Short problem -
All entries must be repeated exactly; do not include the pictures.

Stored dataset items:
▼

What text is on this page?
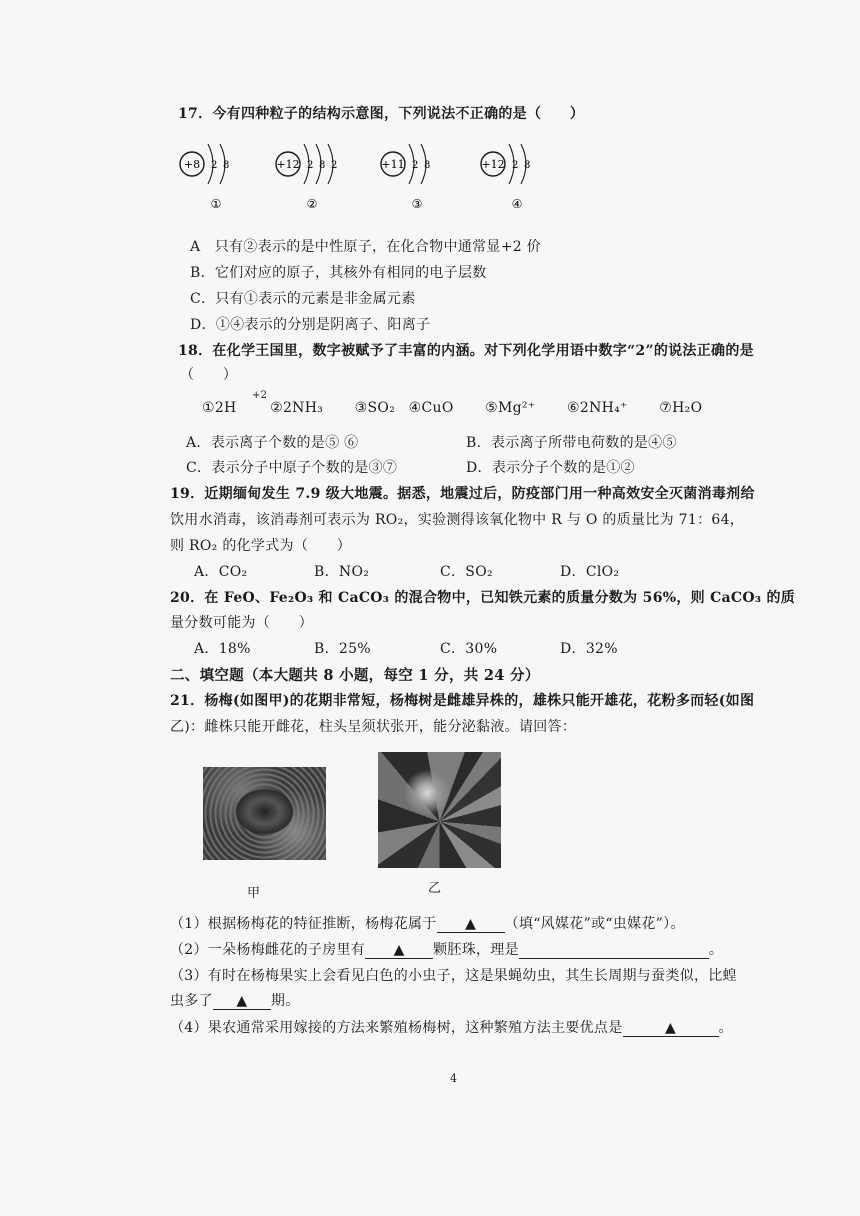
17．今有四种粒子的结构示意图，下列说法不正确的是（　　）
+8 2 8
①
+12 2 8 2
②
+11 2 8
③
+12 2 8
④
A　只有②表示的是中性原子，在化合物中通常显+2 价
B．它们对应的原子，其核外有相同的电子层数
C．只有①表示的元素是非金属元素
D．①④表示的分别是阴离子、阳离子
18．在化学王国里，数字被赋予了丰富的内涵。对下列化学用语中数字“2”的说法正确的是
（　　）
+2
①2H ②2NH₃ ③SO₂ ④CuO ⑤Mg²⁺ ⑥2NH₄⁺ ⑦H₂O
A．表示离子个数的是⑤ ⑥	B．表示离子所带电荷数的是④⑤
C．表示分子中原子个数的是③⑦	D．表示分子个数的是①②
19．近期缅甸发生 7.9 级大地震。据悉，地震过后，防疫部门用一种高效安全灭菌消毒剂给
饮用水消毒，该消毒剂可表示为 RO₂，实验测得该氧化物中 R 与 O 的质量比为 71：64，
则 RO₂ 的化学式为（　　）
A．CO₂	B．NO₂	C．SO₂	D．ClO₂
20．在 FeO、Fe₂O₃ 和 CaCO₃ 的混合物中，已知铁元素的质量分数为 56%，则 CaCO₃ 的质
量分数可能为（　　）
A．18%	B．25%	C．30%	D．32%
二、填空题（本大题共 8 小题，每空 1 分，共 24 分）
21．杨梅(如图甲)的花期非常短，杨梅树是雌雄异株的，雄株只能开雄花，花粉多而轻(如图
乙)：雌株只能开雌花，柱头呈须状张开，能分泌黏液。请回答：
甲	乙
（1）根据杨梅花的特征推断，杨梅花属于 ▲ （填“风媒花”或“虫媒花”）。
（2）一朵杨梅雌花的子房里有 ▲ 颗胚珠，理是	。
（3）有时在杨梅果实上会看见白色的小虫子，这是果蝇幼虫，其生长周期与蚕类似，比蝗
虫多了 ▲ 期。
（4）果农通常采用嫁接的方法来繁殖杨梅树，这种繁殖方法主要优点是	▲	。
4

▲

Exercise solution -
What text is on this page?
17．今有四种粒子的结构示意图，下列说法不正确的是（　　）
+8 2 8
①
+12 2 8 2
②
+11 2 8
③
+12 2 8
④
A　只有②表示的是中性原子，在化合物中通常显+2 价
B．它们对应的原子，其核外有相同的电子层数
C．只有①表示的元素是非金属元素
D．①④表示的分别是阴离子、阳离子
18．在化学王国里，数字被赋予了丰富的内涵。对下列化学用语中数字“2”的说法正确的是
（　　）
+2
①2H ②2NH₃ ③SO₂ ④CuO ⑤Mg²⁺ ⑥2NH₄⁺ ⑦H₂O
A．表示离子个数的是⑤ ⑥	B．表示离子所带电荷数的是④⑤
C．表示分子中原子个数的是③⑦	D．表示分子个数的是①②
19．近期缅甸发生 7.9 级大地震。据悉，地震过后，防疫部门用一种高效安全灭菌消毒剂给
饮用水消毒，该消毒剂可表示为 RO₂，实验测得该氧化物中 R 与 O 的质量比为 71：64，
则 RO₂ 的化学式为（　　）
A．CO₂	B．NO₂	C．SO₂	D．ClO₂
20．在 FeO、Fe₂O₃ 和 CaCO₃ 的混合物中，已知铁元素的质量分数为 56%，则 CaCO₃ 的质
量分数可能为（　　）
A．18%	B．25%	C．30%	D．32%
二、填空题（本大题共 8 小题，每空 1 分，共 24 分）
21．杨梅(如图甲)的花期非常短，杨梅树是雌雄异株的，雄株只能开雄花，花粉多而轻(如图
乙)：雌株只能开雌花，柱头呈须状张开，能分泌黏液。请回答：
甲	乙
（1）根据杨梅花的特征推断，杨梅花属于 ▲ （填“风媒花”或“虫媒花”）。
（2）一朵杨梅雌花的子房里有 ▲ 颗胚珠，理是	。
（3）有时在杨梅果实上会看见白色的小虫子，这是果蝇幼虫，其生长周期与蚕类似，比蝗
虫多了 ▲ 期。
（4）果农通常采用嫁接的方法来繁殖杨梅树，这种繁殖方法主要优点是	▲	。
4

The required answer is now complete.